**Exercise details**
Would you set down every entry shown below, precisely as written?

[Figure content listings]
——————
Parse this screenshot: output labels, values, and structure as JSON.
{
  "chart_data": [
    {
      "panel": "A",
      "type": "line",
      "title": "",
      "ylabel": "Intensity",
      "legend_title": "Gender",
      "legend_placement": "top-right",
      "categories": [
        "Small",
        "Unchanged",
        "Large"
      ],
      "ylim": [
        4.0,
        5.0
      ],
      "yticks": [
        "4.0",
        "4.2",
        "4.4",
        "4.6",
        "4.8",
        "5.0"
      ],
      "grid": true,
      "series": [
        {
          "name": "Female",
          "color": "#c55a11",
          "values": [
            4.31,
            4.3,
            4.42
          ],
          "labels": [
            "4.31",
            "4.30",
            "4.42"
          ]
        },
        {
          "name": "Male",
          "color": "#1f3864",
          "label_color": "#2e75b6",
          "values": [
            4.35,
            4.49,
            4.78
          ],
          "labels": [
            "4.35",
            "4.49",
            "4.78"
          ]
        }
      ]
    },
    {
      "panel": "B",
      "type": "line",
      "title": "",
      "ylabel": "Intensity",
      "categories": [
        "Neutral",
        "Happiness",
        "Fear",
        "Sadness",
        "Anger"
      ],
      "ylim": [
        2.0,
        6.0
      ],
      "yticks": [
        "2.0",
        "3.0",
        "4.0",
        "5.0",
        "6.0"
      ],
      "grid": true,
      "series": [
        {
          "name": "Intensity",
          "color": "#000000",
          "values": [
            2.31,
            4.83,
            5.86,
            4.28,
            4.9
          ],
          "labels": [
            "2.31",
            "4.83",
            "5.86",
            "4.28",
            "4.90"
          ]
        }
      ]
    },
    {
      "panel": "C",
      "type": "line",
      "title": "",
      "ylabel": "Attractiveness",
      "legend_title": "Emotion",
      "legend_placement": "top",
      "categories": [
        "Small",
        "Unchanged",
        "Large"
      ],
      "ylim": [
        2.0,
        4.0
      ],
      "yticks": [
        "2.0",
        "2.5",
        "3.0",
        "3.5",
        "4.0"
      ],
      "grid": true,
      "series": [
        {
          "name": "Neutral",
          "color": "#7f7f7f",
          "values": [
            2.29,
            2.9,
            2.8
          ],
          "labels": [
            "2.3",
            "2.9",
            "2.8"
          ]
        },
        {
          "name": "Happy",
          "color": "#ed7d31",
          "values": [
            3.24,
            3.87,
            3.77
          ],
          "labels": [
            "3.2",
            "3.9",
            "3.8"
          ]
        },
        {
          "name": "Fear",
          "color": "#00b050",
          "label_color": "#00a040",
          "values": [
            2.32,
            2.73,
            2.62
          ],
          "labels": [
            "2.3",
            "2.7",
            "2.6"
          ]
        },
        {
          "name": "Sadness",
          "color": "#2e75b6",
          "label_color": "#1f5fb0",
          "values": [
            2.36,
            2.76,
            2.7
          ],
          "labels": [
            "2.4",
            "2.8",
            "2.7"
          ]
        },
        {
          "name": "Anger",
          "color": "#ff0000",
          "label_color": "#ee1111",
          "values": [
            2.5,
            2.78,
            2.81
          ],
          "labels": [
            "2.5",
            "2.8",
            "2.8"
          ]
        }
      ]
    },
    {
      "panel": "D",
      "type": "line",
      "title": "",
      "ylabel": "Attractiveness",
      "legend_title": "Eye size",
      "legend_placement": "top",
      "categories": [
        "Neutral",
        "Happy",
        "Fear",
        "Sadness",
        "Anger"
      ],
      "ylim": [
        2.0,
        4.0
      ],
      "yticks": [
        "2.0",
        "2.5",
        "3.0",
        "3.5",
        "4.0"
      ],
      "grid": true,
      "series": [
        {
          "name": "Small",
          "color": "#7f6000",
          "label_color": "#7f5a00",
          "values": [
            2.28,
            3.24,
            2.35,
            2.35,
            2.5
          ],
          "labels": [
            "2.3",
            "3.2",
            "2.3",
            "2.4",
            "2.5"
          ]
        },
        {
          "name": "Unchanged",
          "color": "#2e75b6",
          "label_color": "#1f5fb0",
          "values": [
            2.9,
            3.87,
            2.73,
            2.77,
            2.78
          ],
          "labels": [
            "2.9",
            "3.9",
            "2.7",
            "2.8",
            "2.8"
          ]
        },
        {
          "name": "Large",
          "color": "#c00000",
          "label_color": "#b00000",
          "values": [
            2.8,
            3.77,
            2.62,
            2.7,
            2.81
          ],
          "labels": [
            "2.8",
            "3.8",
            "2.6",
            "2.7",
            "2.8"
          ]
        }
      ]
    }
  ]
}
——————
**Task output**
Parse this screenshot: output labels, values, and structure as JSON.
{
  "chart_data": [
    {
      "panel": "A",
      "type": "line",
      "title": "",
      "ylabel": "Intensity",
      "legend_title": "Gender",
      "legend_placement": "top-right",
      "categories": [
        "Small",
        "Unchanged",
        "Large"
      ],
      "ylim": [
        4.0,
        5.0
      ],
      "yticks": [
        "4.0",
        "4.2",
        "4.4",
        "4.6",
        "4.8",
        "5.0"
      ],
      "grid": true,
      "series": [
        {
          "name": "Female",
          "color": "#c55a11",
          "values": [
            4.31,
            4.3,
            4.42
          ],
          "labels": [
            "4.31",
            "4.30",
            "4.42"
          ]
        },
        {
          "name": "Male",
          "color": "#1f3864",
          "label_color": "#2e75b6",
          "values": [
            4.35,
            4.49,
            4.78
          ],
          "labels": [
            "4.35",
            "4.49",
            "4.78"
          ]
        }
      ]
    },
    {
      "panel": "B",
      "type": "line",
      "title": "",
      "ylabel": "Intensity",
      "categories": [
        "Neutral",
        "Happiness",
        "Fear",
        "Sadness",
        "Anger"
      ],
      "ylim": [
        2.0,
        6.0
      ],
      "yticks": [
        "2.0",
        "3.0",
        "4.0",
        "5.0",
        "6.0"
      ],
      "grid": true,
      "series": [
        {
          "name": "Intensity",
          "color": "#000000",
          "values": [
            2.31,
            4.83,
            5.86,
            4.28,
            4.9
          ],
          "labels": [
            "2.31",
            "4.83",
            "5.86",
            "4.28",
            "4.90"
          ]
        }
      ]
    },
    {
      "panel": "C",
      "type": "line",
      "title": "",
      "ylabel": "Attractiveness",
      "legend_title": "Emotion",
      "legend_placement": "top",
      "categories": [
        "Small",
        "Unchanged",
        "Large"
      ],
      "ylim": [
        2.0,
        4.0
      ],
      "yticks": [
        "2.0",
        "2.5",
        "3.0",
        "3.5",
        "4.0"
      ],
      "grid": true,
      "series": [
        {
          "name": "Neutral",
          "color": "#7f7f7f",
          "values": [
            2.29,
            2.9,
            2.8
          ],
          "labels": [
            "2.3",
            "2.9",
            "2.8"
          ]
        },
        {
          "name": "Happy",
          "color": "#ed7d31",
          "values": [
            3.24,
            3.87,
            3.77
          ],
          "labels": [
            "3.2",
            "3.9",
            "3.8"
          ]
        },
        {
          "name": "Fear",
          "color": "#00b050",
          "label_color": "#00a040",
          "values": [
            2.32,
            2.73,
            2.62
          ],
          "labels": [
            "2.3",
            "2.7",
            "2.6"
          ]
        },
        {
          "name": "Sadness",
          "color": "#2e75b6",
          "label_color": "#1f5fb0",
          "values": [
            2.36,
            2.76,
            2.7
          ],
          "labels": [
            "2.4",
            "2.8",
            "2.7"
          ]
        },
        {
          "name": "Anger",
          "color": "#ff0000",
          "label_color": "#ee1111",
          "values": [
            2.5,
            2.78,
            2.81
          ],
          "labels": [
            "2.5",
            "2.8",
            "2.8"
          ]
        }
      ]
    },
    {
      "panel": "D",
      "type": "line",
      "title": "",
      "ylabel": "Attractiveness",
      "legend_title": "Eye size",
      "legend_placement": "top",
      "categories": [
        "Neutral",
        "Happy",
        "Fear",
        "Sadness",
        "Anger"
      ],
      "ylim": [
        2.0,
        4.0
      ],
      "yticks": [
        "2.0",
        "2.5",
        "3.0",
        "3.5",
        "4.0"
      ],
      "grid": true,
      "series": [
        {
          "name": "Small",
          "color": "#7f6000",
          "label_color": "#7f5a00",
          "values": [
            2.28,
            3.24,
            2.35,
            2.35,
            2.5
          ],
          "labels": [
            "2.3",
            "3.2",
            "2.3",
            "2.4",
            "2.5"
          ]
        },
        {
          "name": "Unchanged",
          "color": "#2e75b6",
          "label_color": "#1f5fb0",
          "values": [
            2.9,
            3.87,
            2.73,
            2.77,
            2.78
          ],
          "labels": [
            "2.9",
            "3.9",
            "2.7",
            "2.8",
            "2.8"
          ]
        },
        {
          "name": "Large",
          "color": "#c00000",
          "label_color": "#b00000",
          "values": [
            2.8,
            3.77,
            2.62,
            2.7,
            2.81
          ],
          "labels": [
            "2.8",
            "3.8",
            "2.6",
            "2.7",
            "2.8"
          ]
        }
      ]
    }
  ]
}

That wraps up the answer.